**JOB**. Write out, word for word, every line of the material from the one containing "revenue-data-label: 2% xyxy=(507,442,523,454)" down to the one containing "legend-swatch-icon xyxy=(340,261,347,268)", including both of those lines.

Element and region listings:
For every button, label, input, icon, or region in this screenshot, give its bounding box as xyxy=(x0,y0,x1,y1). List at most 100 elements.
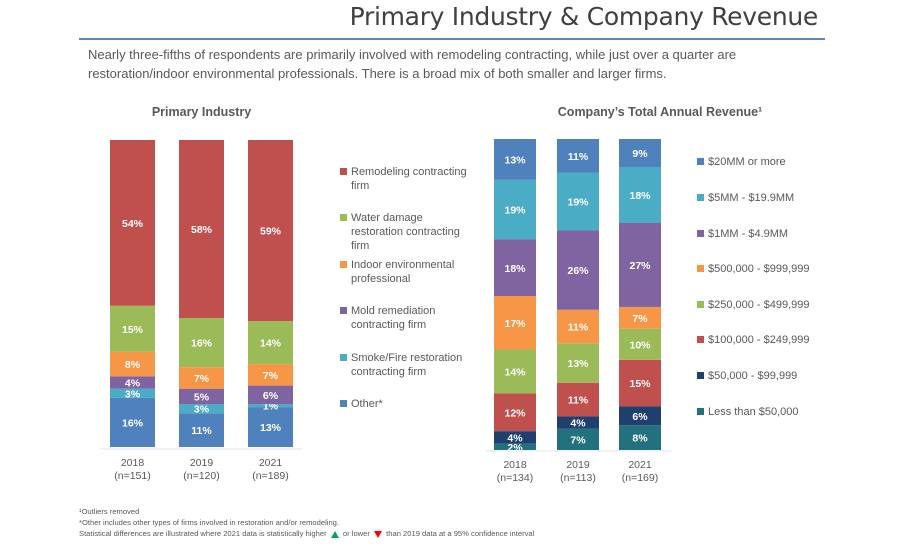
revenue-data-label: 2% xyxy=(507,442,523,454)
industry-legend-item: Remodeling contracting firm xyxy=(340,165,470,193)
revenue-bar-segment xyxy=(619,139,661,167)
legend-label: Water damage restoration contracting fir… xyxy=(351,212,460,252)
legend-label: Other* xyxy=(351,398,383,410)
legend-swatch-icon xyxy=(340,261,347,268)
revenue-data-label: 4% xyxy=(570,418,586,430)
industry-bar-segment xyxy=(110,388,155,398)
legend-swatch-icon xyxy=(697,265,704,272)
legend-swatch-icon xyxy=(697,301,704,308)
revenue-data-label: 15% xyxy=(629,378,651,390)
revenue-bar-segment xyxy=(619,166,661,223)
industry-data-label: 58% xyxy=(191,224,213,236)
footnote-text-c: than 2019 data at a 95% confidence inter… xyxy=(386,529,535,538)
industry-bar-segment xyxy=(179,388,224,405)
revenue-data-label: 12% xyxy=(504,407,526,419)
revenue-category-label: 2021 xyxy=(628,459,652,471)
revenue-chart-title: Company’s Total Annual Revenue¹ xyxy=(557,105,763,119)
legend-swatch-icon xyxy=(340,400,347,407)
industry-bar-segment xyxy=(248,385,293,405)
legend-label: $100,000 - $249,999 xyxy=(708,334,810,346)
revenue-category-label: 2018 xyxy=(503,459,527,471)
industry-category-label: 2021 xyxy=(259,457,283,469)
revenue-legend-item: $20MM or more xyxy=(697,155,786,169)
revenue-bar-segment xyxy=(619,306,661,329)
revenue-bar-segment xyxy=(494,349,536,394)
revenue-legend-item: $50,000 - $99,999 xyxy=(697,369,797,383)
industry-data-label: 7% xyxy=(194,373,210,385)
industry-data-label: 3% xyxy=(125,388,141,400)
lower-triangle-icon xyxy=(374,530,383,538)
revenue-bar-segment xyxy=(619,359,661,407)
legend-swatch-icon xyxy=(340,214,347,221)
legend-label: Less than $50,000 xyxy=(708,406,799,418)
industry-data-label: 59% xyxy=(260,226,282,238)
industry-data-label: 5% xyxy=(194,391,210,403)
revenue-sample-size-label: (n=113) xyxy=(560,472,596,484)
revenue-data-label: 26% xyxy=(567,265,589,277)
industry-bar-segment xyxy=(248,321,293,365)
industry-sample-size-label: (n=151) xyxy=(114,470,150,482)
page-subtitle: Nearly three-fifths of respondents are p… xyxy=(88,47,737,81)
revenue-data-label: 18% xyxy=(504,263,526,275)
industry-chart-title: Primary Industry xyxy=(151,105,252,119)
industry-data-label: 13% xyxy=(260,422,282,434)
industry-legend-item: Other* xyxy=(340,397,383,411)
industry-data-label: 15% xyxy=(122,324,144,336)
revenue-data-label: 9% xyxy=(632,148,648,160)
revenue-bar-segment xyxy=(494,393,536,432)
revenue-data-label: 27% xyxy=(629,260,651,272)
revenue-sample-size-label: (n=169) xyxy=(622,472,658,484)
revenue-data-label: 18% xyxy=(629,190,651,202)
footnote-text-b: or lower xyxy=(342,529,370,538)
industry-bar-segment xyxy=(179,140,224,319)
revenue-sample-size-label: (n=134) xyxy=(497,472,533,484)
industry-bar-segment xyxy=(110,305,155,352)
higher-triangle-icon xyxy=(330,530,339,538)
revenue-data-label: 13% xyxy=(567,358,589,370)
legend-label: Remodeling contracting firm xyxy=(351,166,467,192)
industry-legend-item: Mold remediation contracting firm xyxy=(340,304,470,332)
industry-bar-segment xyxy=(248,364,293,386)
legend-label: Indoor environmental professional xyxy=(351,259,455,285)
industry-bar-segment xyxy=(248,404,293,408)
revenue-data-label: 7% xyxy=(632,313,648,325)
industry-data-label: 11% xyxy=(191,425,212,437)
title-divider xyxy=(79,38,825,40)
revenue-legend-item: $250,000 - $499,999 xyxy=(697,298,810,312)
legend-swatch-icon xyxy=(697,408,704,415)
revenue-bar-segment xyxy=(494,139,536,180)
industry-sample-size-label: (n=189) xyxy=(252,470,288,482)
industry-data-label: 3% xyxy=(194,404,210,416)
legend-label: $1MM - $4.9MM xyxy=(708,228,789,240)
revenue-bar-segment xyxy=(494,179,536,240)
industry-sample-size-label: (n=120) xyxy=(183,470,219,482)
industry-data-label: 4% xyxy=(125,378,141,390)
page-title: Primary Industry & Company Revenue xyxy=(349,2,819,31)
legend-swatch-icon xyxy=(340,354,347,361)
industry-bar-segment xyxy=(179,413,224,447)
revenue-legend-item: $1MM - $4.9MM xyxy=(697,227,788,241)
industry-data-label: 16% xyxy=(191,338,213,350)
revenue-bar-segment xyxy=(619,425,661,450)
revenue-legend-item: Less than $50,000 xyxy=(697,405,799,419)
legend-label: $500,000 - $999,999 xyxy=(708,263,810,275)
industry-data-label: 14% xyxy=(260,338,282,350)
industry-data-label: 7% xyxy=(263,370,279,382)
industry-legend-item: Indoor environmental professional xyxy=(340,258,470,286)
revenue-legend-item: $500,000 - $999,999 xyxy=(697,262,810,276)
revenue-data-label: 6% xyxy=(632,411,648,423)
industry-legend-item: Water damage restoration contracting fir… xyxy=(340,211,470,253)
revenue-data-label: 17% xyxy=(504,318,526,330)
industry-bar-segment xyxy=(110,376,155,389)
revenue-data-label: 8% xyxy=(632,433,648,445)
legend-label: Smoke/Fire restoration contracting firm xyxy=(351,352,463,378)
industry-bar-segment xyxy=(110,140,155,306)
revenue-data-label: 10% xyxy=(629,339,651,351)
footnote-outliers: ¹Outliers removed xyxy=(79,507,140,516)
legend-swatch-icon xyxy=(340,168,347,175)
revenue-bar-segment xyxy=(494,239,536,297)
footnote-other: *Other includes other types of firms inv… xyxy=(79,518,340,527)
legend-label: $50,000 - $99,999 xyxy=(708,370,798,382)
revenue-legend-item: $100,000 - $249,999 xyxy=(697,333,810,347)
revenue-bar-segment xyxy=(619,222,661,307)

==

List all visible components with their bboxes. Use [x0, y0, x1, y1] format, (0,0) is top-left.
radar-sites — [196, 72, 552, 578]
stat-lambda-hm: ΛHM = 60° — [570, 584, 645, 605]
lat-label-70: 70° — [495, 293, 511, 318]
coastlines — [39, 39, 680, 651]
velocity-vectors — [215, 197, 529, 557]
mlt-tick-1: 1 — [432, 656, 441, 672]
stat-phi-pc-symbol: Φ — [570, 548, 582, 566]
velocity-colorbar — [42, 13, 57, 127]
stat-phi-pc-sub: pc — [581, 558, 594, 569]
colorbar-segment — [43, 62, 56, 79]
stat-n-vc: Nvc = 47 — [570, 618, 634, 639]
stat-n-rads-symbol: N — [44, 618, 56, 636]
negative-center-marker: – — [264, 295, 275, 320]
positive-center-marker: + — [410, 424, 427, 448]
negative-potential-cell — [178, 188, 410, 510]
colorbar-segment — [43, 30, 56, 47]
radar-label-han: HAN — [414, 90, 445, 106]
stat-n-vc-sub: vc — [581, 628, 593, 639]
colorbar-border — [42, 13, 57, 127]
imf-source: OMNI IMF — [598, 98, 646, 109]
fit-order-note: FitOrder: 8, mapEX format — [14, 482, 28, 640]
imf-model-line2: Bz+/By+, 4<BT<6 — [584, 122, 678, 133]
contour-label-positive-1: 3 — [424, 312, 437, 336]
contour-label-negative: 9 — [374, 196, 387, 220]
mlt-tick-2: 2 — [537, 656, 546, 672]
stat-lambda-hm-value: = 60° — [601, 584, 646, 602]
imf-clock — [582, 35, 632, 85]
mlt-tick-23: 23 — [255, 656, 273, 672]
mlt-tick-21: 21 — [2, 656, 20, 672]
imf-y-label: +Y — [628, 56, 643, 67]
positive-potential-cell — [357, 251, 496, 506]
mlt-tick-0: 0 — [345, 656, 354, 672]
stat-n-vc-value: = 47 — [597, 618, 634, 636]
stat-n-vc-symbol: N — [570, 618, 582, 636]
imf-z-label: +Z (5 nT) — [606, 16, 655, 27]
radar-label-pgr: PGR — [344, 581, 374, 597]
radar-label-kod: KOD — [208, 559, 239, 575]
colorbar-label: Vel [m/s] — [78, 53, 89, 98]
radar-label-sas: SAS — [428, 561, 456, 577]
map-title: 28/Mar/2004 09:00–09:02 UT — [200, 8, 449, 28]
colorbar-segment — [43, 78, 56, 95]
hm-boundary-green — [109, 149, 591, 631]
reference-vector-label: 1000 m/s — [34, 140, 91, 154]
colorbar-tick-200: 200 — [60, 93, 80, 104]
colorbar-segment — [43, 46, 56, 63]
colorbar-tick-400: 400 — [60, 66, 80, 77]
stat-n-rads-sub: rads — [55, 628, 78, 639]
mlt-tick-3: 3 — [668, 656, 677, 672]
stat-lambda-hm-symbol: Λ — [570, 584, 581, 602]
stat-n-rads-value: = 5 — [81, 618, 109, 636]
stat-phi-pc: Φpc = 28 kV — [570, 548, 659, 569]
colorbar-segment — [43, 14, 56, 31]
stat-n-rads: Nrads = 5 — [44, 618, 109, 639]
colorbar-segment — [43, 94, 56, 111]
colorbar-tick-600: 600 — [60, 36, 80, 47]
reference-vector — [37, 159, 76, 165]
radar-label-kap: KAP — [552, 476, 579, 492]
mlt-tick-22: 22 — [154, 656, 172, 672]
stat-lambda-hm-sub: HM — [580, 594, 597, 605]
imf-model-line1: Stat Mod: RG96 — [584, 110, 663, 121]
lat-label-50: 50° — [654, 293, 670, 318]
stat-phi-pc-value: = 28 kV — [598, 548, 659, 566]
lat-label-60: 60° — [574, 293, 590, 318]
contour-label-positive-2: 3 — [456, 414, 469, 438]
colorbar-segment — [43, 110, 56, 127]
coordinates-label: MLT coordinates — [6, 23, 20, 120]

**ANSWER FOR THIS EXERCISE**.
revenue-data-label: 2% xyxy=(507,442,523,454)
industry-legend-item: Remodeling contracting firm xyxy=(340,165,470,193)
revenue-bar-segment xyxy=(619,139,661,167)
legend-label: Water damage restoration contracting fir… xyxy=(351,212,460,252)
legend-label: Other* xyxy=(351,398,383,410)
legend-swatch-icon xyxy=(340,261,347,268)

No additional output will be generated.